_BRIEF_
Take every line where the string "FESTIVOS" appears and copy it.

_RECORDS SHOWN_
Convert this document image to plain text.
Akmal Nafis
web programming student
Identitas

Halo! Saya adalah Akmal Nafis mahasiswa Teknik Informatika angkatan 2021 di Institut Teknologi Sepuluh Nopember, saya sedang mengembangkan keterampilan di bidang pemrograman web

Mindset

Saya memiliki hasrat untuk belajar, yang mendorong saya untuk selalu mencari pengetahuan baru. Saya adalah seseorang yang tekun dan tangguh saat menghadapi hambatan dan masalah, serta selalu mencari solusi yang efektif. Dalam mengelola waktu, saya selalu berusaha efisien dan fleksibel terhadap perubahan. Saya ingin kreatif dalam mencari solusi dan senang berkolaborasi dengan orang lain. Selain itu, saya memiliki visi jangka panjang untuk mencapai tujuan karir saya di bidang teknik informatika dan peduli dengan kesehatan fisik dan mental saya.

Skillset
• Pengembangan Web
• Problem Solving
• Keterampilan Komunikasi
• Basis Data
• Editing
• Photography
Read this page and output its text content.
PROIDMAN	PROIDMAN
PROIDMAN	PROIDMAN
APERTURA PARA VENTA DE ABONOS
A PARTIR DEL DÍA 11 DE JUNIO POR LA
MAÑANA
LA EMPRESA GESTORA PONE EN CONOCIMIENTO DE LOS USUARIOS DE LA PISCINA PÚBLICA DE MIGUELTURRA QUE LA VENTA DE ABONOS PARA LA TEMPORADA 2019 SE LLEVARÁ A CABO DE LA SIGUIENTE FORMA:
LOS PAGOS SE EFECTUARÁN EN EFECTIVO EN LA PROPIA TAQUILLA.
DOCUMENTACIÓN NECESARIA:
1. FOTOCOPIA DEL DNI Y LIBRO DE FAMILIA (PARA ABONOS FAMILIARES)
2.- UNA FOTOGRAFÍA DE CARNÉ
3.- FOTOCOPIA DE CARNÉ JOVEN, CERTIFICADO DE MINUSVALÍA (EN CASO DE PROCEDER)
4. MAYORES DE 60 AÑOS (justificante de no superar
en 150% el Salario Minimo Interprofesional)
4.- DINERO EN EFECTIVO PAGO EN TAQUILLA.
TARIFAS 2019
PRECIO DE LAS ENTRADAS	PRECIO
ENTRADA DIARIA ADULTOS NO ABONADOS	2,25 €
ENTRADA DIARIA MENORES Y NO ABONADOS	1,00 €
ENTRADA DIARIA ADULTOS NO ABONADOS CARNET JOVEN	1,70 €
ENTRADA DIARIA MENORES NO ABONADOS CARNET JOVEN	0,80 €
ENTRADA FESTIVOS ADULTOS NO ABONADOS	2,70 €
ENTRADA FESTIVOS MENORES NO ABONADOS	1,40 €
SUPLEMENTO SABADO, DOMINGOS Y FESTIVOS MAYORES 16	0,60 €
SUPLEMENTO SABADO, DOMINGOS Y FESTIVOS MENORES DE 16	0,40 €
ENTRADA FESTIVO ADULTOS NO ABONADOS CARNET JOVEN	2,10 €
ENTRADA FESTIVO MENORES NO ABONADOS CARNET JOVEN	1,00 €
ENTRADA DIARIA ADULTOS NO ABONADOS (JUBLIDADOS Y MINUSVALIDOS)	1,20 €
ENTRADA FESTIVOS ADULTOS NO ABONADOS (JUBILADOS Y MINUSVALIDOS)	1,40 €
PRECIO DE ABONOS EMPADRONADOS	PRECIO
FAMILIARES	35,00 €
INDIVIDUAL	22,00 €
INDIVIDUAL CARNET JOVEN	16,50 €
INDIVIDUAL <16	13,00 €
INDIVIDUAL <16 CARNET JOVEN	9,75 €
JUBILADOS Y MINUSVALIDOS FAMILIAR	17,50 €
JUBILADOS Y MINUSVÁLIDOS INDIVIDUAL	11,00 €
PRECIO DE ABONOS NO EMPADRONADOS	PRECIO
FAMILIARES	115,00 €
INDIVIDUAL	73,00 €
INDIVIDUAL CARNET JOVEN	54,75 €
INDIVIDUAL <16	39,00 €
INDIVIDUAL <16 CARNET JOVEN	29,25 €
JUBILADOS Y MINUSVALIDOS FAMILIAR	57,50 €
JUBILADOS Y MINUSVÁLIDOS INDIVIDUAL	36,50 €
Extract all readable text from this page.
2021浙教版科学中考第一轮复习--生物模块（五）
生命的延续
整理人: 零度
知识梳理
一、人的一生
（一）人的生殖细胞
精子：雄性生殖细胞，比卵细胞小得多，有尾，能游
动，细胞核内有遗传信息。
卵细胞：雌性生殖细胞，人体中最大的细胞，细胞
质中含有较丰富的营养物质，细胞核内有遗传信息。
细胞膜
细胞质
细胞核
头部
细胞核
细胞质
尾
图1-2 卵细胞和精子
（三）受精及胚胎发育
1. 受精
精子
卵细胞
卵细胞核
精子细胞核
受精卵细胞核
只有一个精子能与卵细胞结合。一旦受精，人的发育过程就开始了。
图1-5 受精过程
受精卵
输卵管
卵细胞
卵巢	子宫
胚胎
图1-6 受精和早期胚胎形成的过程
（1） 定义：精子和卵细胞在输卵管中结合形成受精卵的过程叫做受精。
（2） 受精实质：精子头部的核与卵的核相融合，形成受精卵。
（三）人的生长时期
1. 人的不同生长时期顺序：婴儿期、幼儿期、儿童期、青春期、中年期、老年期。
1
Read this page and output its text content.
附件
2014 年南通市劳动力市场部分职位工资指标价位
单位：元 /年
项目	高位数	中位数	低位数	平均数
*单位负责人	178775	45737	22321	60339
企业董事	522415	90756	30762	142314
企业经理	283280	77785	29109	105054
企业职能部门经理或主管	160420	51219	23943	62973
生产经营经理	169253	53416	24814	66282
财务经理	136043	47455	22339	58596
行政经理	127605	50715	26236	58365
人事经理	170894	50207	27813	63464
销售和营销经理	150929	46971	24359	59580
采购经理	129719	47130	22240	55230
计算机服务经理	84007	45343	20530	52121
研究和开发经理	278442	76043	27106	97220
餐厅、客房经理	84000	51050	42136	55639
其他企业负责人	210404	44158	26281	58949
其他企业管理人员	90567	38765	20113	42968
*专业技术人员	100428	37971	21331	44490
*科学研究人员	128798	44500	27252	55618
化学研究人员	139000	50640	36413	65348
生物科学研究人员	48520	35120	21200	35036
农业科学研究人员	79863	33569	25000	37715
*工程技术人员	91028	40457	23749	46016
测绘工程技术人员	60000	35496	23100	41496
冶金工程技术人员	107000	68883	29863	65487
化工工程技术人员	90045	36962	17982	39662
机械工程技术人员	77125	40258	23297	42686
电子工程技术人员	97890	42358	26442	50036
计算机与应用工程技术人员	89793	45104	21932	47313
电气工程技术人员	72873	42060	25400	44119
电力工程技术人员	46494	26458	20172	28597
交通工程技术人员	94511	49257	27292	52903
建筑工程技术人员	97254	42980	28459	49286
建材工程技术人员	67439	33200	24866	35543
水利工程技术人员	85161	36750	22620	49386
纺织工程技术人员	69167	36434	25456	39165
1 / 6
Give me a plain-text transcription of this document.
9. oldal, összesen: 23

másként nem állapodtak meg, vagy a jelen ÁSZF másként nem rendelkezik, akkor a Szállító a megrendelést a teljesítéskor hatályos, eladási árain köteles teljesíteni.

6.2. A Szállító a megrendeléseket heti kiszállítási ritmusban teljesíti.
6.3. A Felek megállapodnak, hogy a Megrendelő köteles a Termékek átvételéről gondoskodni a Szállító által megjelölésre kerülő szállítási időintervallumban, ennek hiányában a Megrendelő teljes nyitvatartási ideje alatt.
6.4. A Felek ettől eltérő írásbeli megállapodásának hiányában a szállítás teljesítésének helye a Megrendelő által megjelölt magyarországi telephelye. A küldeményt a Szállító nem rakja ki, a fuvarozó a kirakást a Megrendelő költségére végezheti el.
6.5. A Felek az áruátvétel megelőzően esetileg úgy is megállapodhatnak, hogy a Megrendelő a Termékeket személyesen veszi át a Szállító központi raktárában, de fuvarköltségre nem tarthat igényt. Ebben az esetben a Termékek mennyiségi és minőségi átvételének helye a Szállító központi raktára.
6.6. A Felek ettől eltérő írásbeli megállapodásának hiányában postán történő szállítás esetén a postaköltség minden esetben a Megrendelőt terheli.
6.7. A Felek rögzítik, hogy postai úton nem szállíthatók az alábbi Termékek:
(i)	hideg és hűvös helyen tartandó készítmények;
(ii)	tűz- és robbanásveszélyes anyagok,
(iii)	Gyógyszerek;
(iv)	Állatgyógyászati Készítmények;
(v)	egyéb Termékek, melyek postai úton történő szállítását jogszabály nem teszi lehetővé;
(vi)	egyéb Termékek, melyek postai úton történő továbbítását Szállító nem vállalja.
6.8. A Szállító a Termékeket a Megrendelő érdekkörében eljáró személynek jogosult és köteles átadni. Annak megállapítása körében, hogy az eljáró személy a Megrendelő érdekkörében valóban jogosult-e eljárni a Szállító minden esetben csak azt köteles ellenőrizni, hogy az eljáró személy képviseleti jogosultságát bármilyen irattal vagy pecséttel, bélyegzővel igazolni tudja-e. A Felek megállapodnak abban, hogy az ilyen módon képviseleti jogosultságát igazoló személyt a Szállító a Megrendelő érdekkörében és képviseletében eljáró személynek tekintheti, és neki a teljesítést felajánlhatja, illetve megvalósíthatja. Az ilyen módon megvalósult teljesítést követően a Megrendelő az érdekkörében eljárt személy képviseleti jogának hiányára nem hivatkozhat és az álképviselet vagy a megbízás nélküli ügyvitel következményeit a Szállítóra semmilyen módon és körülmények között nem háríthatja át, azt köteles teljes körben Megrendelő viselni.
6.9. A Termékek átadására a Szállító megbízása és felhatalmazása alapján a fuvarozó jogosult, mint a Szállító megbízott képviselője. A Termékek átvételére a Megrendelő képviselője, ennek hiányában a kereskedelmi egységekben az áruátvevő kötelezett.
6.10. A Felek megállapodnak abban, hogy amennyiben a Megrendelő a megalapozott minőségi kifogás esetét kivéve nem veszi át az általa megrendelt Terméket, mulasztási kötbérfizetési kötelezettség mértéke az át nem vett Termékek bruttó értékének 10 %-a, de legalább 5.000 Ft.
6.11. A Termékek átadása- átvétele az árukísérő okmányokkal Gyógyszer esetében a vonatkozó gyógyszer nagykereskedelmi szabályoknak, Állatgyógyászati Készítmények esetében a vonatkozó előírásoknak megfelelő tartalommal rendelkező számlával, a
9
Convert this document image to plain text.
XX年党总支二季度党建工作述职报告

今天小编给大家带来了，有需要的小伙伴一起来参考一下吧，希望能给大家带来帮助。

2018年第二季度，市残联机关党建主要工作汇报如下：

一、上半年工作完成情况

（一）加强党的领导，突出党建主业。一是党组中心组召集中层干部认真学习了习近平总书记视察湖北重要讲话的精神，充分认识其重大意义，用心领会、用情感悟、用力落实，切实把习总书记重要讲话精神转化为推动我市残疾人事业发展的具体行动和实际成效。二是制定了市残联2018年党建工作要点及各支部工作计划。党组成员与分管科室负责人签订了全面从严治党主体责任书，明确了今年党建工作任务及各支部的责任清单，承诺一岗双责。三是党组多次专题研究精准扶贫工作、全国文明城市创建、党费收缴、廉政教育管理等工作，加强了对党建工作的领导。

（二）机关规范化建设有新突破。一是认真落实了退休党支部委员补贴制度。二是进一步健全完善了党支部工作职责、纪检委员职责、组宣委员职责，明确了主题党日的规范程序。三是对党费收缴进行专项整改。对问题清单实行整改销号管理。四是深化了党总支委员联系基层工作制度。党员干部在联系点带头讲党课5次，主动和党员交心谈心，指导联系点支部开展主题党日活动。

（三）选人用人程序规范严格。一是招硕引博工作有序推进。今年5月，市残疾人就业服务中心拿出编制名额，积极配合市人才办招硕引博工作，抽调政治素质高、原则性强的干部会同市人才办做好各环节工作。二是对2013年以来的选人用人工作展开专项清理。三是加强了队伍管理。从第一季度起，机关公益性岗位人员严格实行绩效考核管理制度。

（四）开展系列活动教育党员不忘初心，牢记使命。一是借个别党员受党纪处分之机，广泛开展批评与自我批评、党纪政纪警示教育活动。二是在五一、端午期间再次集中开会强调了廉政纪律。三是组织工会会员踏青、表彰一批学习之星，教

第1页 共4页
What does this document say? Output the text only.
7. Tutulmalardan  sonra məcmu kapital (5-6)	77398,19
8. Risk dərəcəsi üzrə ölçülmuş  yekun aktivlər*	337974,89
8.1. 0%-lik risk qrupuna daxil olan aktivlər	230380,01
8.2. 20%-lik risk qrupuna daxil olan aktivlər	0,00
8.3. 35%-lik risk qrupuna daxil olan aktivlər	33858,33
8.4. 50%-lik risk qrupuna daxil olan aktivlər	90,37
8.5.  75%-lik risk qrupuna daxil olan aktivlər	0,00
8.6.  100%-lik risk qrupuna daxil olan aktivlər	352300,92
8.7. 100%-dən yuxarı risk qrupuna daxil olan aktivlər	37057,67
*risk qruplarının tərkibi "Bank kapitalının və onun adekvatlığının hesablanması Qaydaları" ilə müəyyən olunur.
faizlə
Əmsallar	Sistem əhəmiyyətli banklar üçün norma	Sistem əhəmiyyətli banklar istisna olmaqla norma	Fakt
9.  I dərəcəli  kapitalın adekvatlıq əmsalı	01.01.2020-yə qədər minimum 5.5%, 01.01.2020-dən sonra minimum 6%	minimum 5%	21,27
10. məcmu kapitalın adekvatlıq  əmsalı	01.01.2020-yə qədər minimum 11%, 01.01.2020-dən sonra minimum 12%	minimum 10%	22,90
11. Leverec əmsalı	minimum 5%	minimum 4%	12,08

_RESPONSE_
ENTRADA FESTIVOS ADULTOS NO ABONADOS	2,70 €
ENTRADA FESTIVOS MENORES NO ABONADOS	1,40 €
SUPLEMENTO SABADO, DOMINGOS Y FESTIVOS MAYORES 16	0,60 €
SUPLEMENTO SABADO, DOMINGOS Y FESTIVOS MENORES DE 16	0,40 €
ENTRADA FESTIVOS ADULTOS NO ABONADOS (JUBILADOS Y MINUSVALIDOS)	1,40 €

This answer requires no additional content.